▶ [WHAT THIS TASK INVOLVES] Which lines of the records contain "JSON"? Collect every one of them.

▶ [SUPPLIED DATA]
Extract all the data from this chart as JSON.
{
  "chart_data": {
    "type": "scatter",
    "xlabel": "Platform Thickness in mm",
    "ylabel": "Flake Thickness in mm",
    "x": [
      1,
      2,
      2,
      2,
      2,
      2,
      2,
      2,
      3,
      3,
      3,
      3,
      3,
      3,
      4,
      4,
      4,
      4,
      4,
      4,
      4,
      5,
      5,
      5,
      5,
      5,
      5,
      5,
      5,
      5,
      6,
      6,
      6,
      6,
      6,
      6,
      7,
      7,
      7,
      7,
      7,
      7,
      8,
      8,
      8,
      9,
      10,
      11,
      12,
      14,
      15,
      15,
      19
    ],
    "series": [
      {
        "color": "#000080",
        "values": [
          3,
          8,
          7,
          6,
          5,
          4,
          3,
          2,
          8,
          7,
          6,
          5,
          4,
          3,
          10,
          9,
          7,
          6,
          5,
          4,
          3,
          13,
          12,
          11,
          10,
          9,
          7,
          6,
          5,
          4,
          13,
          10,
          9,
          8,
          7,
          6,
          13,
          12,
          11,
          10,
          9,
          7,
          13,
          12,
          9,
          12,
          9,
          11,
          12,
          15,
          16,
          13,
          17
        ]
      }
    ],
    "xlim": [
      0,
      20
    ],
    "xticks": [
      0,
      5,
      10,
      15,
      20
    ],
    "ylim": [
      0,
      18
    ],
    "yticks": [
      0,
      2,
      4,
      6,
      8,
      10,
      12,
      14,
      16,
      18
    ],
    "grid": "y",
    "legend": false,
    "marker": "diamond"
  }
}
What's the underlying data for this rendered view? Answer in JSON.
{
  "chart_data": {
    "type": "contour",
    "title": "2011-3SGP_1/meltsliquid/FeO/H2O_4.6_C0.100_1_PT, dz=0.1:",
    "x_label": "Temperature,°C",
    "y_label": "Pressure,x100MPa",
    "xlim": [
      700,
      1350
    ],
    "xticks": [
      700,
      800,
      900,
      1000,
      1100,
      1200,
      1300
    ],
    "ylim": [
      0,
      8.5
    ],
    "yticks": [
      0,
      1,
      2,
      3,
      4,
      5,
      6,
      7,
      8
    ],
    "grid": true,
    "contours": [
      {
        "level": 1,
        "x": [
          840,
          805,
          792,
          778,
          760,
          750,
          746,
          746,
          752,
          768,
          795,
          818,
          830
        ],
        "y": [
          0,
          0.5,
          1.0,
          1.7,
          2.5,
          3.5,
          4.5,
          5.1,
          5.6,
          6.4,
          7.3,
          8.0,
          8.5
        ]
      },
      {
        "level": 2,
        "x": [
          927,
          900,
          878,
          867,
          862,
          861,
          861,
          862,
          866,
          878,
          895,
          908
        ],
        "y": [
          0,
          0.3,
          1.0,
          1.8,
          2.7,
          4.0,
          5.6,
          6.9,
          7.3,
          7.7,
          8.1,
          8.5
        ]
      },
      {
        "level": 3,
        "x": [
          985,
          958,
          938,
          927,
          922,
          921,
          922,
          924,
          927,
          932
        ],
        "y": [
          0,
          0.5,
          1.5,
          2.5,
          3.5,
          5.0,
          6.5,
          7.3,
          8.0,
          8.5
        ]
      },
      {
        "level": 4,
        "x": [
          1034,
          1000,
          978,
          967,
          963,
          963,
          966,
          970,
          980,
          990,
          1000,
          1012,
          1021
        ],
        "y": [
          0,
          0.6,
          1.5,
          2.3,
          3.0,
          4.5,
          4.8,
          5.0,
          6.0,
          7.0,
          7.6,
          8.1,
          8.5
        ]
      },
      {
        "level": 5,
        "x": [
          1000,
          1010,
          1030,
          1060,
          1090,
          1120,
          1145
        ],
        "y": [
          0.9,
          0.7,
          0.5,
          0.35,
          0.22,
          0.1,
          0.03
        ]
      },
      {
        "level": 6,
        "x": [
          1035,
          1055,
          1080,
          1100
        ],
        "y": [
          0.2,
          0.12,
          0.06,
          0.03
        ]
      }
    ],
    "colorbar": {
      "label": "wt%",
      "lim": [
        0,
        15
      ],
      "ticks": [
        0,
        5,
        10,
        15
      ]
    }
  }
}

▶ [THE REPLY]
Extract all the data from this chart as JSON.
What's the underlying data for this rendered view? Answer in JSON.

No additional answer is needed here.